WORK TO DO: Find and return each line containing "your".

INPUT ROWS:
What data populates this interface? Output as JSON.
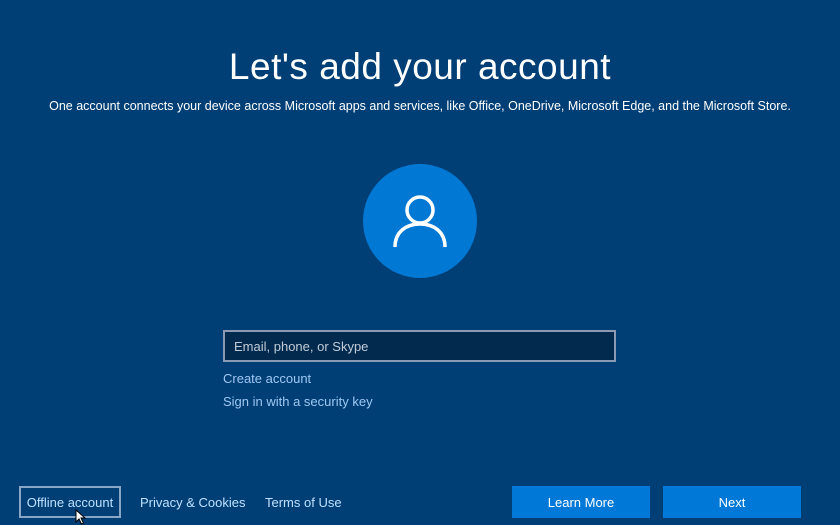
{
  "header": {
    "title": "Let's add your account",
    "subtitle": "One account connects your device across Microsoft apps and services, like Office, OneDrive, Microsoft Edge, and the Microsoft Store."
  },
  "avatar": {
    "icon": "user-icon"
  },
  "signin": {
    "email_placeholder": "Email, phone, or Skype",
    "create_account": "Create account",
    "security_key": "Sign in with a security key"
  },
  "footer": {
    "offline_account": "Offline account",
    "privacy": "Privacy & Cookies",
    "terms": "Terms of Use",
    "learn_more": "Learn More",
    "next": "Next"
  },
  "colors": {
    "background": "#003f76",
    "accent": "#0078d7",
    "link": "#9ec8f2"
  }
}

CORRECT RESPONSE:
    "title": "Let's add your account",
    "subtitle": "One account connects your device across Microsoft apps and services, like Office, OneDrive, Microsoft Edge, and the Microsoft Store."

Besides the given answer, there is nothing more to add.